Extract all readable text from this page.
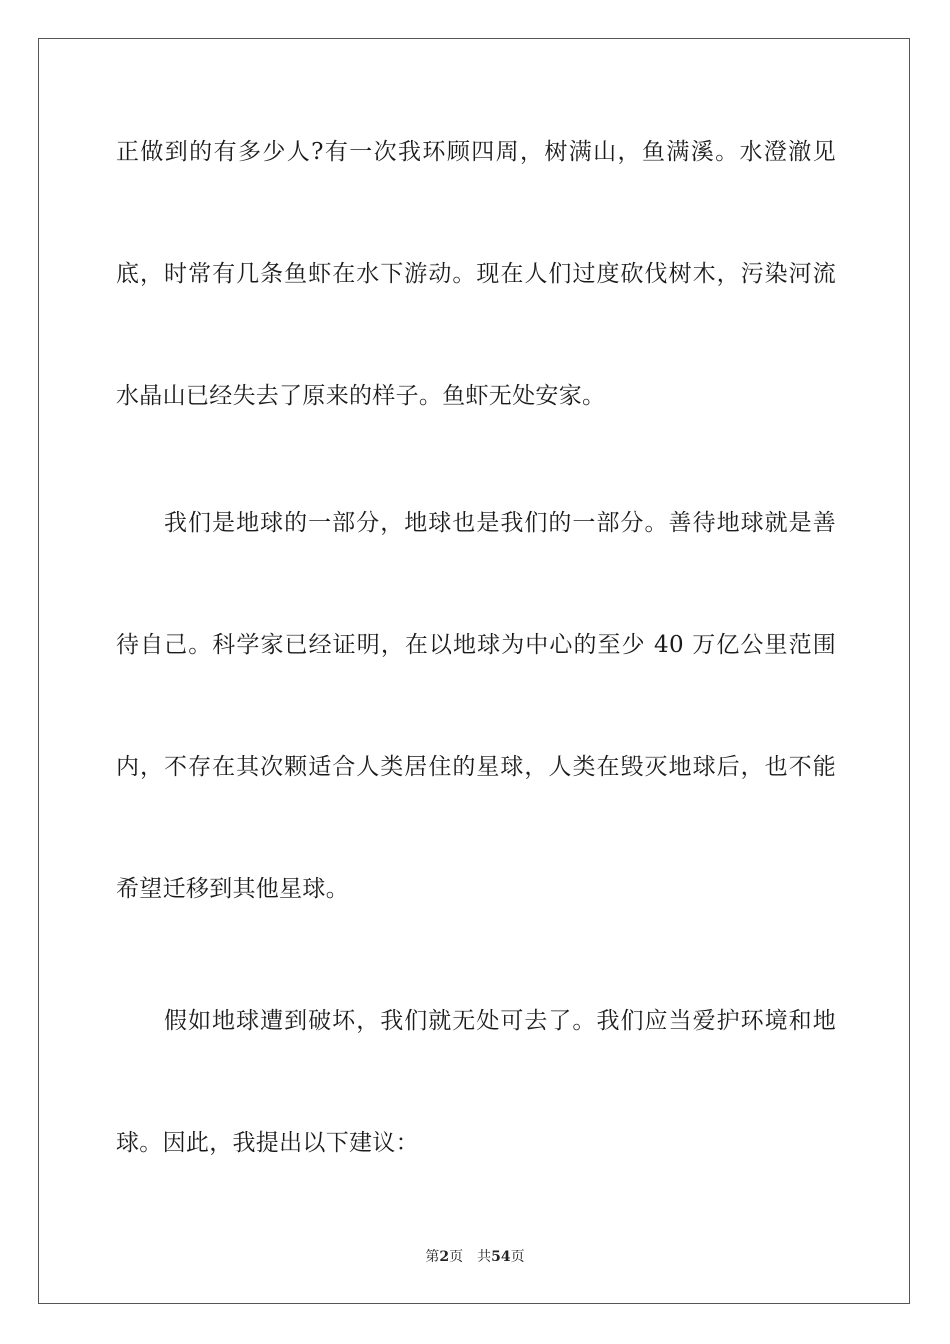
正做到的有多少人?有一次我环顾四周，树满山，鱼满溪。水澄澈见
底，时常有几条鱼虾在水下游动。现在人们过度砍伐树木，污染河流
水晶山已经失去了原来的样子。鱼虾无处安家。
我们是地球的一部分，地球也是我们的一部分。善待地球就是善
待自己。科学家已经证明，在以地球为中心的至少 40 万亿公里范围
内，不存在其次颗适合人类居住的星球，人类在毁灭地球后，也不能
希望迁移到其他星球。
假如地球遭到破坏，我们就无处可去了。我们应当爱护环境和地
球。因此，我提出以下建议：
第2页 共54页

● ● ●

§ **Description of the task**
Reproduce the material in its entirety and word for word, without the pictures.

§ **Output of the exercise**
Extract all readable text from this page.
正做到的有多少人?有一次我环顾四周，树满山，鱼满溪。水澄澈见
底，时常有几条鱼虾在水下游动。现在人们过度砍伐树木，污染河流
水晶山已经失去了原来的样子。鱼虾无处安家。
我们是地球的一部分，地球也是我们的一部分。善待地球就是善
待自己。科学家已经证明，在以地球为中心的至少 40 万亿公里范围
内，不存在其次颗适合人类居住的星球，人类在毁灭地球后，也不能
希望迁移到其他星球。
假如地球遭到破坏，我们就无处可去了。我们应当爱护环境和地
球。因此，我提出以下建议：
第2页 共54页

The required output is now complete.